▶ Required task
Word for word, restate every line of the listing that follows.

--- START OF Source material ---

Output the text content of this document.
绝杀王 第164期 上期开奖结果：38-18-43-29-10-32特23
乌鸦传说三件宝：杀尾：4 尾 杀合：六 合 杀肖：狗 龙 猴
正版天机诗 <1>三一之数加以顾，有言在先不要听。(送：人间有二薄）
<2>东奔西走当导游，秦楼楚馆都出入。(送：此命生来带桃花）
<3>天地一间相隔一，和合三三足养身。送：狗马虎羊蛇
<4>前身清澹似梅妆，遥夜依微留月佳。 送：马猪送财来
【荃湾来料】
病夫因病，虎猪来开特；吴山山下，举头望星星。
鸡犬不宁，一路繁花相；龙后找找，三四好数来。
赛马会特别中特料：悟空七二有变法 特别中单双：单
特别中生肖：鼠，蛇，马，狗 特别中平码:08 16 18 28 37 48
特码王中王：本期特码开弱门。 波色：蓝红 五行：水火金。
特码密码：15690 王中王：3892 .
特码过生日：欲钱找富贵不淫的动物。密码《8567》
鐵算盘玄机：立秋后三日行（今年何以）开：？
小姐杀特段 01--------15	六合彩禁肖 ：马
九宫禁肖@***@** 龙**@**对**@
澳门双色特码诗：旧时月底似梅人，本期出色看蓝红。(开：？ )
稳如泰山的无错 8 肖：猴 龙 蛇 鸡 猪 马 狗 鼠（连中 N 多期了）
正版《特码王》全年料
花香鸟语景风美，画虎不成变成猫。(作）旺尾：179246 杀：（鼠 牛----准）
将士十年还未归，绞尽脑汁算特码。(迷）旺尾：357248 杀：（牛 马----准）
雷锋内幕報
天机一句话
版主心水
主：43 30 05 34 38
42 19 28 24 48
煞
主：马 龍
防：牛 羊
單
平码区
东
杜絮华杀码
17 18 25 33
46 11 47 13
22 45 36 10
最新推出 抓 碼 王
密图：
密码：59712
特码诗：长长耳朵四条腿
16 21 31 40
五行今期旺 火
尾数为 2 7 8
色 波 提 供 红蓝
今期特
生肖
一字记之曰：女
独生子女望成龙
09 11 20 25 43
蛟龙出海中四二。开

--- END OF Source material ---

▶ Answer
Output the text content of this document.
绝杀王 第164期 上期开奖结果：38-18-43-29-10-32特23
乌鸦传说三件宝：杀尾：4 尾 杀合：六 合 杀肖：狗 龙 猴
正版天机诗 <1>三一之数加以顾，有言在先不要听。(送：人间有二薄）
<2>东奔西走当导游，秦楼楚馆都出入。(送：此命生来带桃花）
<3>天地一间相隔一，和合三三足养身。送：狗马虎羊蛇
<4>前身清澹似梅妆，遥夜依微留月佳。 送：马猪送财来
【荃湾来料】
病夫因病，虎猪来开特；吴山山下，举头望星星。
鸡犬不宁，一路繁花相；龙后找找，三四好数来。
赛马会特别中特料：悟空七二有变法 特别中单双：单
特别中生肖：鼠，蛇，马，狗 特别中平码:08 16 18 28 37 48
特码王中王：本期特码开弱门。 波色：蓝红 五行：水火金。
特码密码：15690 王中王：3892 .
特码过生日：欲钱找富贵不淫的动物。密码《8567》
鐵算盘玄机：立秋后三日行（今年何以）开：？
小姐杀特段 01--------15	六合彩禁肖 ：马
九宫禁肖@***@** 龙**@**对**@
澳门双色特码诗：旧时月底似梅人，本期出色看蓝红。(开：？ )
稳如泰山的无错 8 肖：猴 龙 蛇 鸡 猪 马 狗 鼠（连中 N 多期了）
正版《特码王》全年料
花香鸟语景风美，画虎不成变成猫。(作）旺尾：179246 杀：（鼠 牛----准）
将士十年还未归，绞尽脑汁算特码。(迷）旺尾：357248 杀：（牛 马----准）
雷锋内幕報
天机一句话
版主心水
主：43 30 05 34 38
42 19 28 24 48
煞
主：马 龍
防：牛 羊
單
平码区
东
杜絮华杀码
17 18 25 33
46 11 47 13
22 45 36 10
最新推出 抓 碼 王
密图：
密码：59712
特码诗：长长耳朵四条腿
16 21 31 40
五行今期旺 火
尾数为 2 7 8
色 波 提 供 红蓝
今期特
生肖
一字记之曰：女
独生子女望成龙
09 11 20 25 43
蛟龙出海中四二。开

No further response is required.